• [Aim] Each entry below is to be given again word for word, with no pictures.

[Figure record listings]
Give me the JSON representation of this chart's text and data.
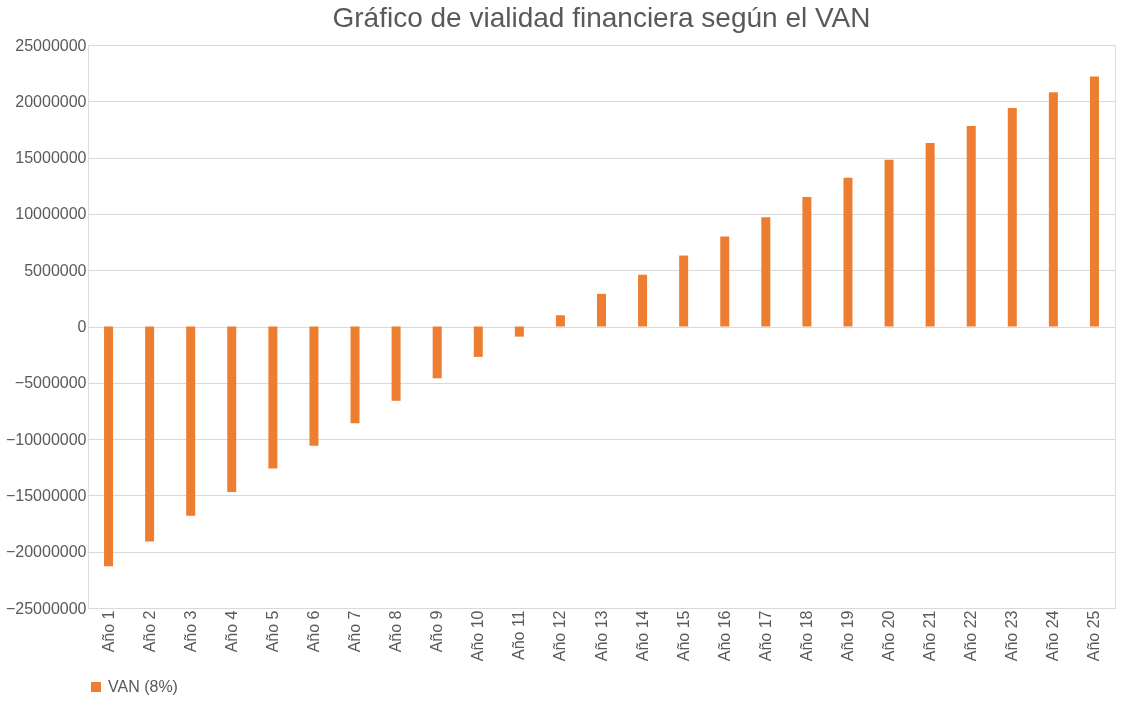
{
  "chart_data": {
    "type": "bar",
    "title": "Gráfico de vialidad financiera según el VAN",
    "categories": [
      "Año 1",
      "Año 2",
      "Año 3",
      "Año 4",
      "Año 5",
      "Año 6",
      "Año 7",
      "Año 8",
      "Año 9",
      "Año 10",
      "Año 11",
      "Año 12",
      "Año 13",
      "Año 14",
      "Año 15",
      "Año 16",
      "Año 17",
      "Año 18",
      "Año 19",
      "Año 20",
      "Año 21",
      "Año 22",
      "Año 23",
      "Año 24",
      "Año 25"
    ],
    "series": [
      {
        "name": "VAN (8%)",
        "color": "#ed7d31",
        "values": [
          -21300000,
          -19100000,
          -16800000,
          -14700000,
          -12600000,
          -10600000,
          -8600000,
          -6600000,
          -4600000,
          -2700000,
          -900000,
          1000000,
          2900000,
          4600000,
          6300000,
          8000000,
          9700000,
          11500000,
          13200000,
          14800000,
          16300000,
          17800000,
          19400000,
          20800000,
          22200000
        ]
      }
    ],
    "ylim": [
      -25000000,
      25000000
    ],
    "yticks": [
      -25000000,
      -20000000,
      -15000000,
      -10000000,
      -5000000,
      0,
      5000000,
      10000000,
      15000000,
      20000000,
      25000000
    ],
    "grid": "y",
    "legend": "bottom"
  }
}
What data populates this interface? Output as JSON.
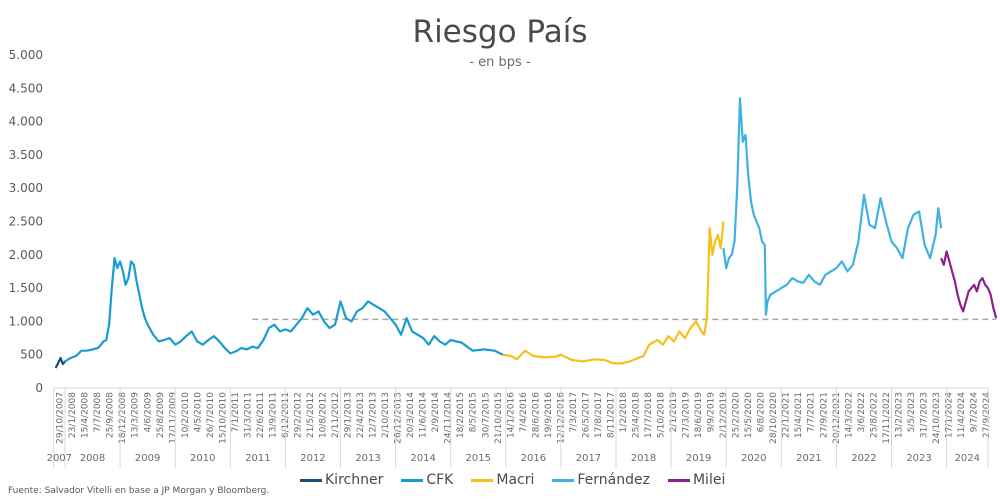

• [Result of this task]
Give me the JSON representation of this chart's text and data.
{
  "chart_data": {
    "type": "bar",
    "title": "Gráfico de vialidad financiera según el VAN",
    "categories": [
      "Año 1",
      "Año 2",
      "Año 3",
      "Año 4",
      "Año 5",
      "Año 6",
      "Año 7",
      "Año 8",
      "Año 9",
      "Año 10",
      "Año 11",
      "Año 12",
      "Año 13",
      "Año 14",
      "Año 15",
      "Año 16",
      "Año 17",
      "Año 18",
      "Año 19",
      "Año 20",
      "Año 21",
      "Año 22",
      "Año 23",
      "Año 24",
      "Año 25"
    ],
    "series": [
      {
        "name": "VAN (8%)",
        "color": "#ed7d31",
        "values": [
          -21300000,
          -19100000,
          -16800000,
          -14700000,
          -12600000,
          -10600000,
          -8600000,
          -6600000,
          -4600000,
          -2700000,
          -900000,
          1000000,
          2900000,
          4600000,
          6300000,
          8000000,
          9700000,
          11500000,
          13200000,
          14800000,
          16300000,
          17800000,
          19400000,
          20800000,
          22200000
        ]
      }
    ],
    "ylim": [
      -25000000,
      25000000
    ],
    "yticks": [
      -25000000,
      -20000000,
      -15000000,
      -10000000,
      -5000000,
      0,
      5000000,
      10000000,
      15000000,
      20000000,
      25000000
    ],
    "grid": "y",
    "legend": "bottom"
  }
}
What data populates this interface? Output as JSON.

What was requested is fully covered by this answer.